→ Challenge
Return the entries below verbatim. Pictures stay out.

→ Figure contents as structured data
_____
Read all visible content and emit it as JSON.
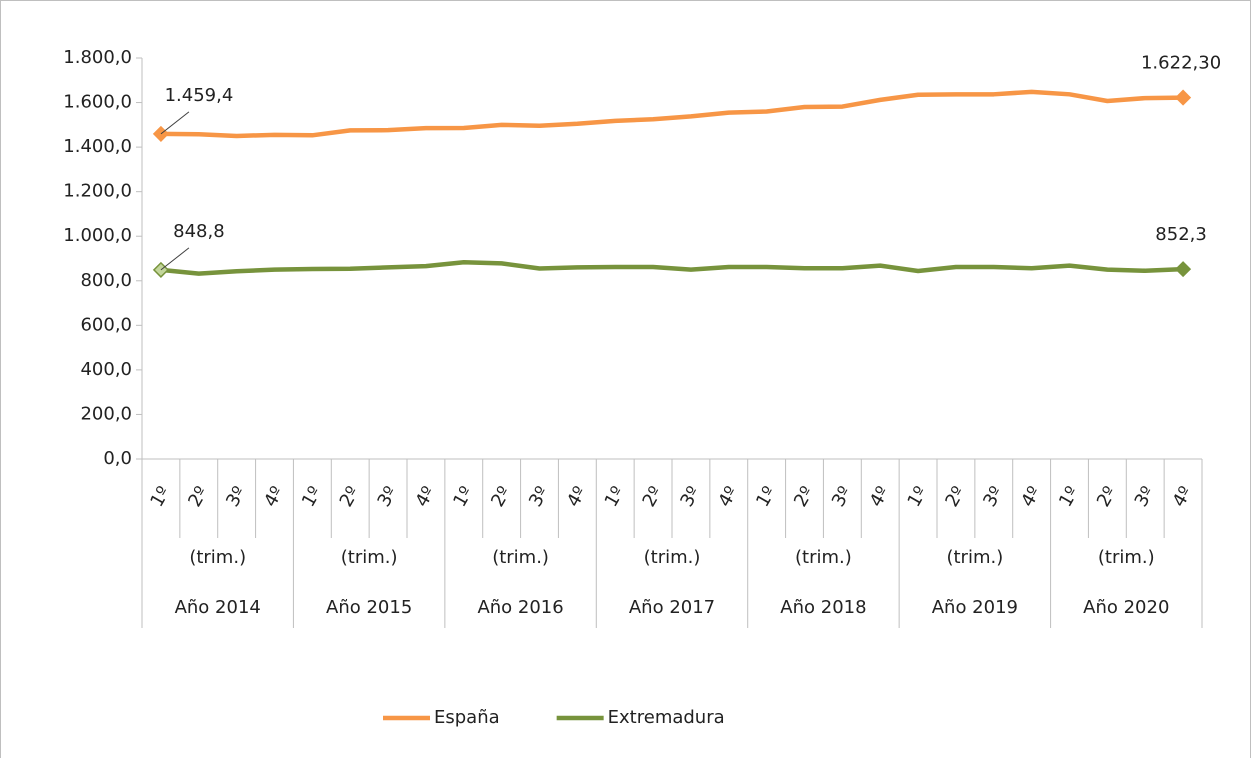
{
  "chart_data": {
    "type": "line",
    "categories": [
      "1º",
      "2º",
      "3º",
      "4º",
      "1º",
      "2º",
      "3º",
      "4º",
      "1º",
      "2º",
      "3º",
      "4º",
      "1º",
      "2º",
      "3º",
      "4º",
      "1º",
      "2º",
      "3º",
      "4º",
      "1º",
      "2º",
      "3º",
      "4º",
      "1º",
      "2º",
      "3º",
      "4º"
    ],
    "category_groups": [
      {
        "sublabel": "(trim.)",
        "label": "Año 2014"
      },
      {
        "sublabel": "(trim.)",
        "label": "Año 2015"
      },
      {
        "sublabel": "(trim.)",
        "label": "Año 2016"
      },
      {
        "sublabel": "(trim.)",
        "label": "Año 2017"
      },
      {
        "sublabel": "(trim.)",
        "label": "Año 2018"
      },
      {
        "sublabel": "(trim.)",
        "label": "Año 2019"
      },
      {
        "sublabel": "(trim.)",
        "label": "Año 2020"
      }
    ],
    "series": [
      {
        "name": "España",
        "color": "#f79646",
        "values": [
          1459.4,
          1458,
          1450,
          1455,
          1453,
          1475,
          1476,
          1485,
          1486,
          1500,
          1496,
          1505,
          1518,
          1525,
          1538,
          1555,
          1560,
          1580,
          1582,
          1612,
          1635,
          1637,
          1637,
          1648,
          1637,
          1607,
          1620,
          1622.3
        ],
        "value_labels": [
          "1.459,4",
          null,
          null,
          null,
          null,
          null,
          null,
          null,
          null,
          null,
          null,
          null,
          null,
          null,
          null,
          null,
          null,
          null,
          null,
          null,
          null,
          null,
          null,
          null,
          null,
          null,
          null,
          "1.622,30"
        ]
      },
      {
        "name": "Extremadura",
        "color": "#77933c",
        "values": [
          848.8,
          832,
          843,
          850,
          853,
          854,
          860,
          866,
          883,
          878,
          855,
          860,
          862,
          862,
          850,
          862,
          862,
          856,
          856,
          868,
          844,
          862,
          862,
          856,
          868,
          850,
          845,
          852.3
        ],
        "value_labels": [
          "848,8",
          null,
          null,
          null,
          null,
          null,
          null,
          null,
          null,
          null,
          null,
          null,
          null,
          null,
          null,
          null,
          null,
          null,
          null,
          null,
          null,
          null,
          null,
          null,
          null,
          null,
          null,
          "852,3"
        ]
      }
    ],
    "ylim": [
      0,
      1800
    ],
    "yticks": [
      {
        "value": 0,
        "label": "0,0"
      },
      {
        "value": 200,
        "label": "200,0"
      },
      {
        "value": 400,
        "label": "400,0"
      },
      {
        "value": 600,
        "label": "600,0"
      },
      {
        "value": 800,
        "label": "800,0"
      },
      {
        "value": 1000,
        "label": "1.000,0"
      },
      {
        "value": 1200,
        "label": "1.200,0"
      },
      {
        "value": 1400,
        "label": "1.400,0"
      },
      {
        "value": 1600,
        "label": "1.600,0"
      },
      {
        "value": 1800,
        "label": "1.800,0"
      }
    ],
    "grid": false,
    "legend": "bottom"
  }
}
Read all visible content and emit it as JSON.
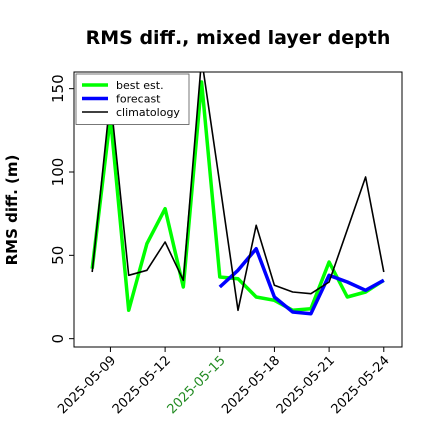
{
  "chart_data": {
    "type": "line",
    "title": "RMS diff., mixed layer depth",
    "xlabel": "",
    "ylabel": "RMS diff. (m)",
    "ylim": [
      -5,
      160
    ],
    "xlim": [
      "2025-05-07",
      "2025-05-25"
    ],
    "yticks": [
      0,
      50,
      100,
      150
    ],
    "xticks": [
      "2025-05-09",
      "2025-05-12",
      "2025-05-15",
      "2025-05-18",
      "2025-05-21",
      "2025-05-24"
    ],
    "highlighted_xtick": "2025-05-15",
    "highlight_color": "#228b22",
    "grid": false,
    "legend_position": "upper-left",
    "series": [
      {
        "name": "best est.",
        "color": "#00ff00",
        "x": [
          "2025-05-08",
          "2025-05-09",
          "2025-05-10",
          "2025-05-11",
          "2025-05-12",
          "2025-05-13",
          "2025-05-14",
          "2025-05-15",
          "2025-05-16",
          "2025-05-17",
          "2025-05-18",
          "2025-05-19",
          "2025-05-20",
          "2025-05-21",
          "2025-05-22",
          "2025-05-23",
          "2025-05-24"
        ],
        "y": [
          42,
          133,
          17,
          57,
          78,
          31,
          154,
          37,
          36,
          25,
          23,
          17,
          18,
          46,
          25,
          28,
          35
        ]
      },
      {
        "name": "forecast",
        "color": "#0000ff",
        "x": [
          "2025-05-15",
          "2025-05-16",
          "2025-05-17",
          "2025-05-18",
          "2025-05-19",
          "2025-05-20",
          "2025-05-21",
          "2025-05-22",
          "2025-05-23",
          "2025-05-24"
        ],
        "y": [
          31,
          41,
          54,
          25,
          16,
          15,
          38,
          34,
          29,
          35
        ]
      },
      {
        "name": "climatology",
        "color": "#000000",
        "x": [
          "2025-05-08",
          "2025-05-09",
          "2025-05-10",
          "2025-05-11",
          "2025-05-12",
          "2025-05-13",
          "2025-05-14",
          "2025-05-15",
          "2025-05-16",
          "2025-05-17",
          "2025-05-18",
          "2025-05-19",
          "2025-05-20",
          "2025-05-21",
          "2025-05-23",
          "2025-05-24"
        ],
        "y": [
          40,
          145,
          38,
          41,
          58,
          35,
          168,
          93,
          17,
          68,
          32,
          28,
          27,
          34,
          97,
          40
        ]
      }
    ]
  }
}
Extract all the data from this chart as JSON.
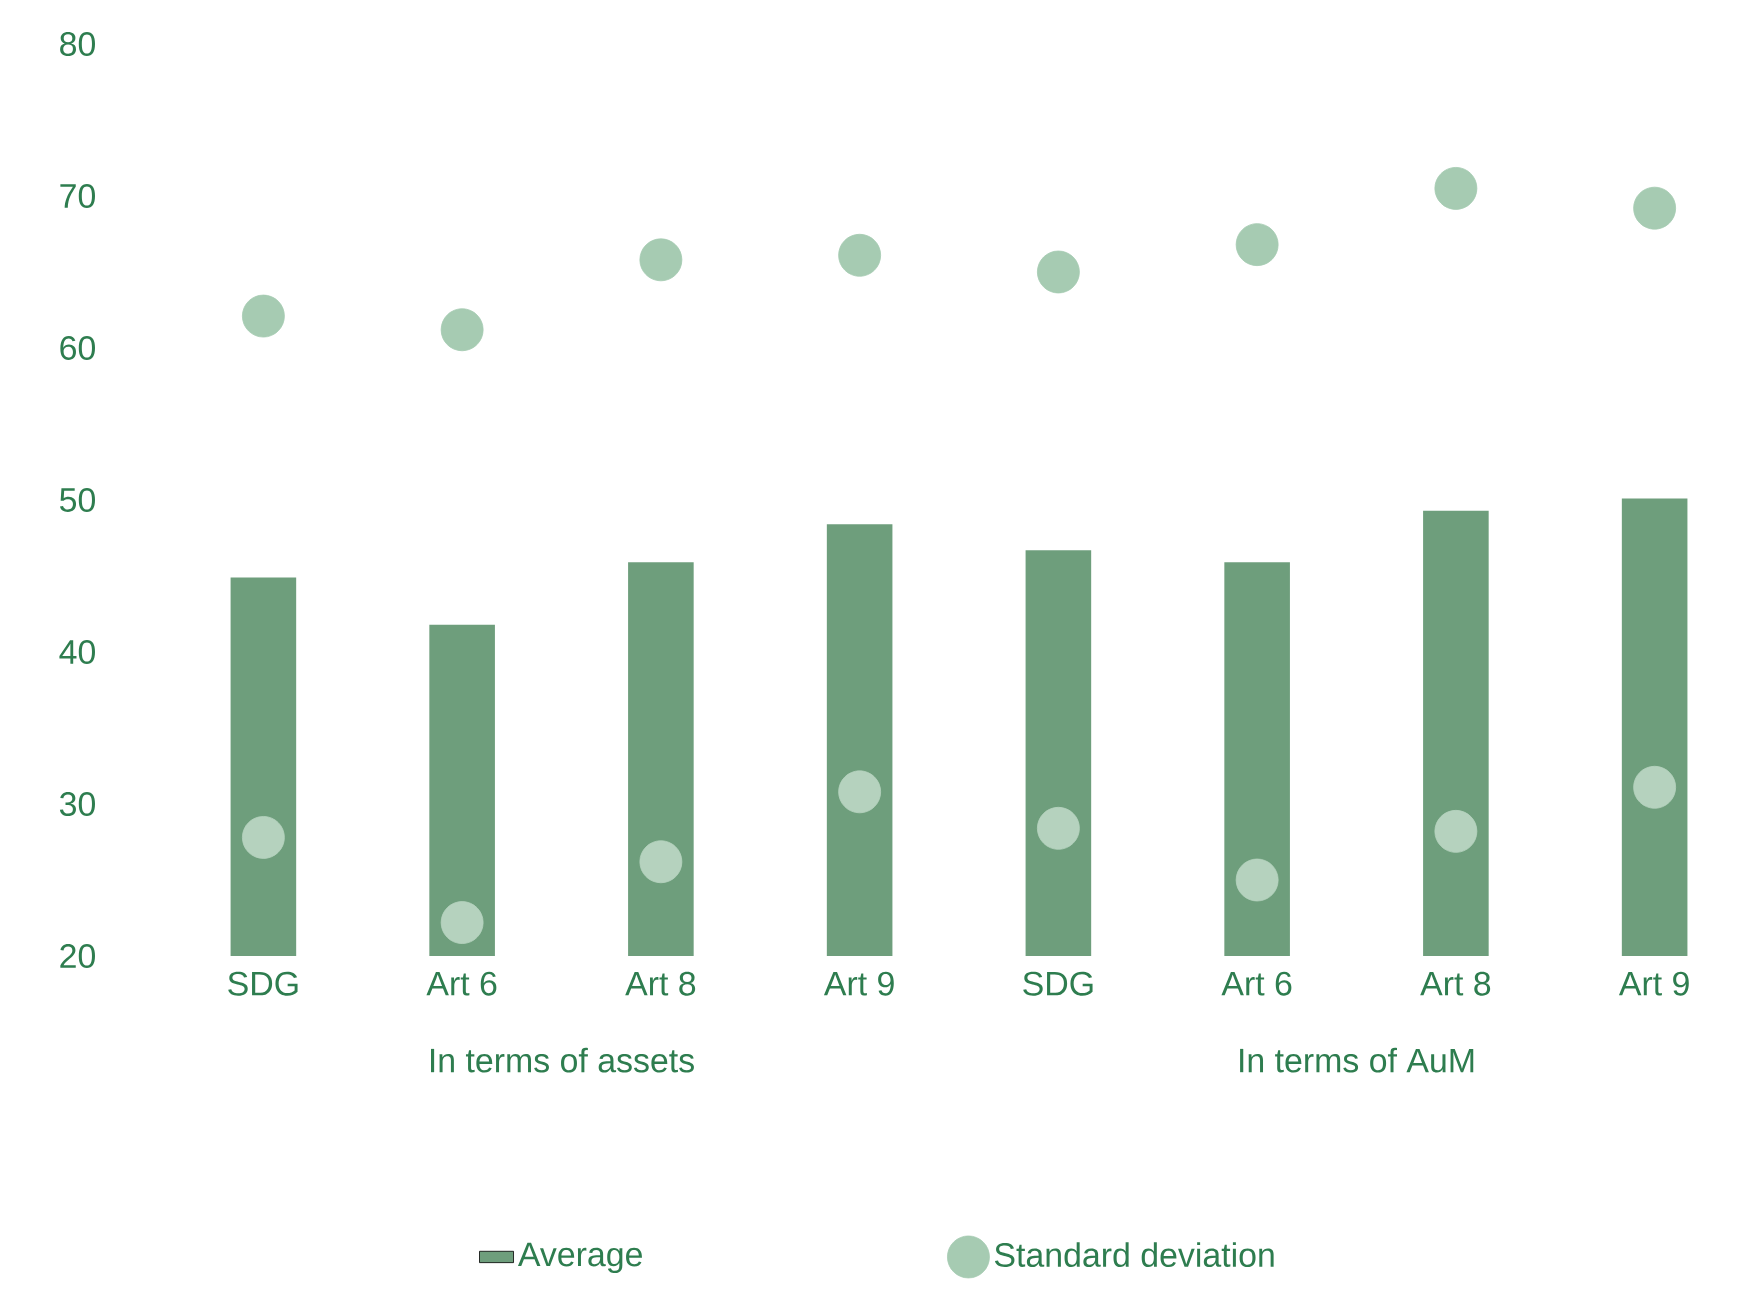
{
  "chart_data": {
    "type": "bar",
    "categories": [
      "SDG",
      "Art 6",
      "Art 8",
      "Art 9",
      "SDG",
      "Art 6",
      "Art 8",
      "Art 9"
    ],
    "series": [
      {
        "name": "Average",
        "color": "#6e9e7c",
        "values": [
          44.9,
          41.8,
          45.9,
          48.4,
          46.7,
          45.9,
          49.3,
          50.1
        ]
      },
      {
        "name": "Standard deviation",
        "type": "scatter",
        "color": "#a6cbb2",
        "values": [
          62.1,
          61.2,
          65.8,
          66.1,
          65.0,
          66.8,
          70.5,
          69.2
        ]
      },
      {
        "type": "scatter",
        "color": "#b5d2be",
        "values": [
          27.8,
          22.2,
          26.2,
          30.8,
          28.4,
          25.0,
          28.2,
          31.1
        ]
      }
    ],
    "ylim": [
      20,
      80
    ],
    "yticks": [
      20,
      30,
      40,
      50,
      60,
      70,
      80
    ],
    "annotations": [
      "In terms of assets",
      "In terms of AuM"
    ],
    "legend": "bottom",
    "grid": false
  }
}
_____
→ Output of the task
Read all visible content and emit it as JSON.
{
  "chart_data": {
    "type": "line",
    "categories": [
      "1º",
      "2º",
      "3º",
      "4º",
      "1º",
      "2º",
      "3º",
      "4º",
      "1º",
      "2º",
      "3º",
      "4º",
      "1º",
      "2º",
      "3º",
      "4º",
      "1º",
      "2º",
      "3º",
      "4º",
      "1º",
      "2º",
      "3º",
      "4º",
      "1º",
      "2º",
      "3º",
      "4º"
    ],
    "category_groups": [
      {
        "sublabel": "(trim.)",
        "label": "Año 2014"
      },
      {
        "sublabel": "(trim.)",
        "label": "Año 2015"
      },
      {
        "sublabel": "(trim.)",
        "label": "Año 2016"
      },
      {
        "sublabel": "(trim.)",
        "label": "Año 2017"
      },
      {
        "sublabel": "(trim.)",
        "label": "Año 2018"
      },
      {
        "sublabel": "(trim.)",
        "label": "Año 2019"
      },
      {
        "sublabel": "(trim.)",
        "label": "Año 2020"
      }
    ],
    "series": [
      {
        "name": "España",
        "color": "#f79646",
        "values": [
          1459.4,
          1458,
          1450,
          1455,
          1453,
          1475,
          1476,
          1485,
          1486,
          1500,
          1496,
          1505,
          1518,
          1525,
          1538,
          1555,
          1560,
          1580,
          1582,
          1612,
          1635,
          1637,
          1637,
          1648,
          1637,
          1607,
          1620,
          1622.3
        ],
        "value_labels": [
          "1.459,4",
          null,
          null,
          null,
          null,
          null,
          null,
          null,
          null,
          null,
          null,
          null,
          null,
          null,
          null,
          null,
          null,
          null,
          null,
          null,
          null,
          null,
          null,
          null,
          null,
          null,
          null,
          "1.622,30"
        ]
      },
      {
        "name": "Extremadura",
        "color": "#77933c",
        "values": [
          848.8,
          832,
          843,
          850,
          853,
          854,
          860,
          866,
          883,
          878,
          855,
          860,
          862,
          862,
          850,
          862,
          862,
          856,
          856,
          868,
          844,
          862,
          862,
          856,
          868,
          850,
          845,
          852.3
        ],
        "value_labels": [
          "848,8",
          null,
          null,
          null,
          null,
          null,
          null,
          null,
          null,
          null,
          null,
          null,
          null,
          null,
          null,
          null,
          null,
          null,
          null,
          null,
          null,
          null,
          null,
          null,
          null,
          null,
          null,
          "852,3"
        ]
      }
    ],
    "ylim": [
      0,
      1800
    ],
    "yticks": [
      {
        "value": 0,
        "label": "0,0"
      },
      {
        "value": 200,
        "label": "200,0"
      },
      {
        "value": 400,
        "label": "400,0"
      },
      {
        "value": 600,
        "label": "600,0"
      },
      {
        "value": 800,
        "label": "800,0"
      },
      {
        "value": 1000,
        "label": "1.000,0"
      },
      {
        "value": 1200,
        "label": "1.200,0"
      },
      {
        "value": 1400,
        "label": "1.400,0"
      },
      {
        "value": 1600,
        "label": "1.600,0"
      },
      {
        "value": 1800,
        "label": "1.800,0"
      }
    ],
    "grid": false,
    "legend": "bottom"
  }
}
Read all visible content and emit it as JSON.
{
  "chart_data": {
    "type": "line",
    "title": "RMS diff., mixed layer depth",
    "xlabel": "",
    "ylabel": "RMS diff. (m)",
    "ylim": [
      -5,
      160
    ],
    "xlim": [
      "2025-05-07",
      "2025-05-25"
    ],
    "yticks": [
      0,
      50,
      100,
      150
    ],
    "xticks": [
      "2025-05-09",
      "2025-05-12",
      "2025-05-15",
      "2025-05-18",
      "2025-05-21",
      "2025-05-24"
    ],
    "highlighted_xtick": "2025-05-15",
    "highlight_color": "#228b22",
    "grid": false,
    "legend_position": "upper-left",
    "series": [
      {
        "name": "best est.",
        "color": "#00ff00",
        "x": [
          "2025-05-08",
          "2025-05-09",
          "2025-05-10",
          "2025-05-11",
          "2025-05-12",
          "2025-05-13",
          "2025-05-14",
          "2025-05-15",
          "2025-05-16",
          "2025-05-17",
          "2025-05-18",
          "2025-05-19",
          "2025-05-20",
          "2025-05-21",
          "2025-05-22",
          "2025-05-23",
          "2025-05-24"
        ],
        "y": [
          42,
          133,
          17,
          57,
          78,
          31,
          154,
          37,
          36,
          25,
          23,
          17,
          18,
          46,
          25,
          28,
          35
        ]
      },
      {
        "name": "forecast",
        "color": "#0000ff",
        "x": [
          "2025-05-15",
          "2025-05-16",
          "2025-05-17",
          "2025-05-18",
          "2025-05-19",
          "2025-05-20",
          "2025-05-21",
          "2025-05-22",
          "2025-05-23",
          "2025-05-24"
        ],
        "y": [
          31,
          41,
          54,
          25,
          16,
          15,
          38,
          34,
          29,
          35
        ]
      },
      {
        "name": "climatology",
        "color": "#000000",
        "x": [
          "2025-05-08",
          "2025-05-09",
          "2025-05-10",
          "2025-05-11",
          "2025-05-12",
          "2025-05-13",
          "2025-05-14",
          "2025-05-15",
          "2025-05-16",
          "2025-05-17",
          "2025-05-18",
          "2025-05-19",
          "2025-05-20",
          "2025-05-21",
          "2025-05-23",
          "2025-05-24"
        ],
        "y": [
          40,
          145,
          38,
          41,
          58,
          35,
          168,
          93,
          17,
          68,
          32,
          28,
          27,
          34,
          97,
          40
        ]
      }
    ]
  }
}
Extract all the data from this chart as JSON.
{
  "chart_data": {
    "type": "bar",
    "categories": [
      "SDG",
      "Art 6",
      "Art 8",
      "Art 9",
      "SDG",
      "Art 6",
      "Art 8",
      "Art 9"
    ],
    "series": [
      {
        "name": "Average",
        "color": "#6e9e7c",
        "values": [
          44.9,
          41.8,
          45.9,
          48.4,
          46.7,
          45.9,
          49.3,
          50.1
        ]
      },
      {
        "name": "Standard deviation",
        "type": "scatter",
        "color": "#a6cbb2",
        "values": [
          62.1,
          61.2,
          65.8,
          66.1,
          65.0,
          66.8,
          70.5,
          69.2
        ]
      },
      {
        "type": "scatter",
        "color": "#b5d2be",
        "values": [
          27.8,
          22.2,
          26.2,
          30.8,
          28.4,
          25.0,
          28.2,
          31.1
        ]
      }
    ],
    "ylim": [
      20,
      80
    ],
    "yticks": [
      20,
      30,
      40,
      50,
      60,
      70,
      80
    ],
    "annotations": [
      "In terms of assets",
      "In terms of AuM"
    ],
    "legend": "bottom",
    "grid": false
  }
}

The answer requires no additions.